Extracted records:

★ ★ ★

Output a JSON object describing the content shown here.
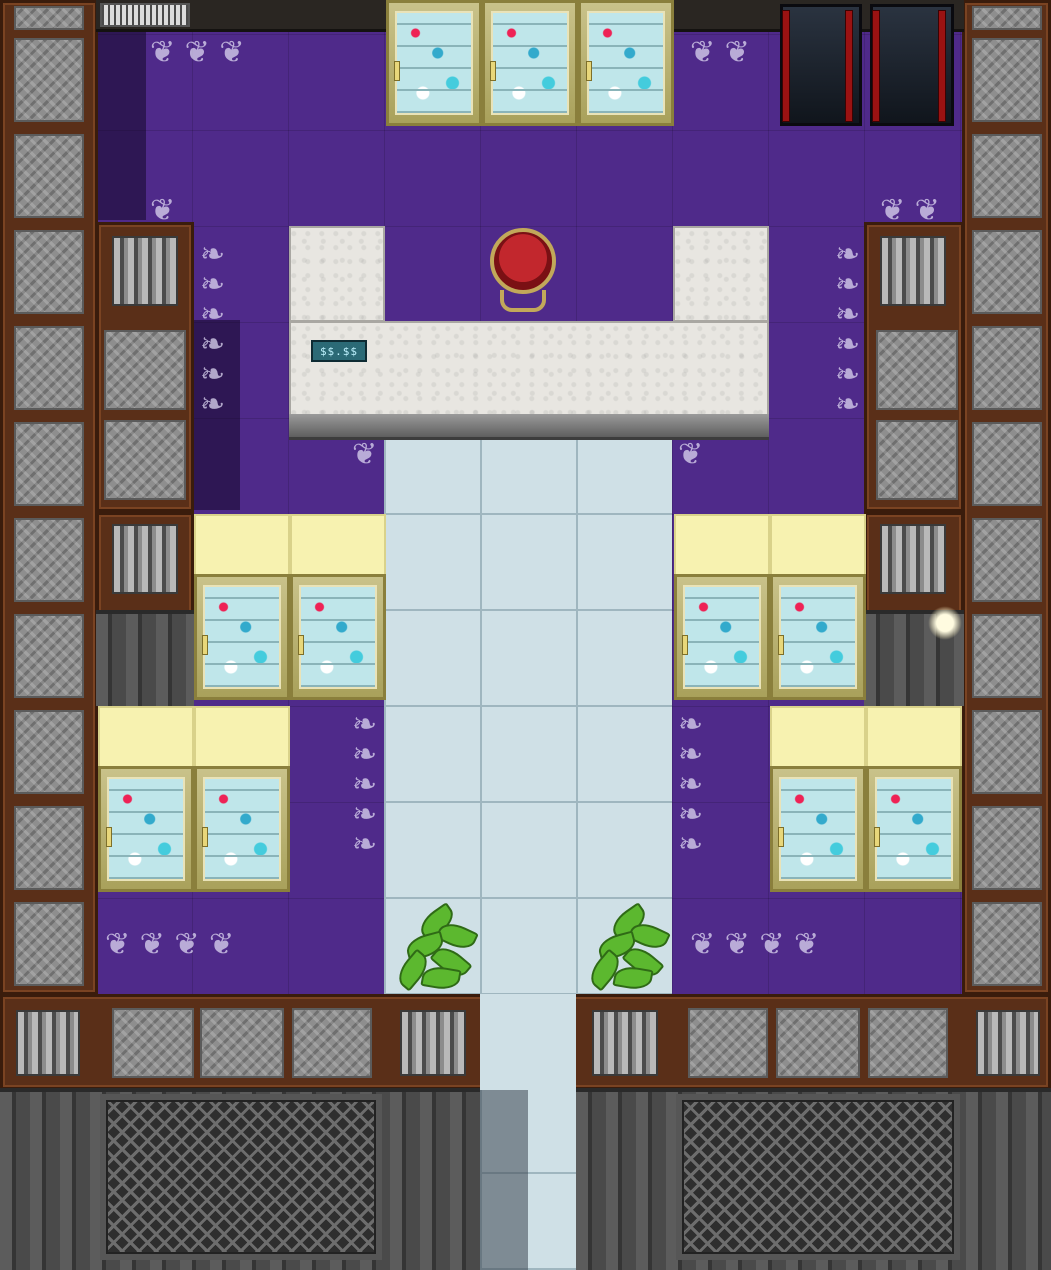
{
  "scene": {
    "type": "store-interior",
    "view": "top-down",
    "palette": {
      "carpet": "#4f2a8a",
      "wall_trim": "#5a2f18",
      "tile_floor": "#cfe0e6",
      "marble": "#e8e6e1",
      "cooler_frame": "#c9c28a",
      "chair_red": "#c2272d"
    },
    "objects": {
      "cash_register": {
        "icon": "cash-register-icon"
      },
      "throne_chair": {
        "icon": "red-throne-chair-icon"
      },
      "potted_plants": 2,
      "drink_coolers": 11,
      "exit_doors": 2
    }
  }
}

★ ★ ★

* [Written problem]:
Reproduce the whole listing above word for word, but not its pictures.

* [Reply to the task]:
Output a JSON object describing the content shown here.
{
  "scene": {
    "type": "store-interior",
    "view": "top-down",
    "palette": {
      "carpet": "#4f2a8a",
      "wall_trim": "#5a2f18",
      "tile_floor": "#cfe0e6",
      "marble": "#e8e6e1",
      "cooler_frame": "#c9c28a",
      "chair_red": "#c2272d"
    },
    "objects": {
      "cash_register": {
        "icon": "cash-register-icon"
      },
      "throne_chair": {
        "icon": "red-throne-chair-icon"
      },
      "potted_plants": 2,
      "drink_coolers": 11,
      "exit_doors": 2
    }
  }
}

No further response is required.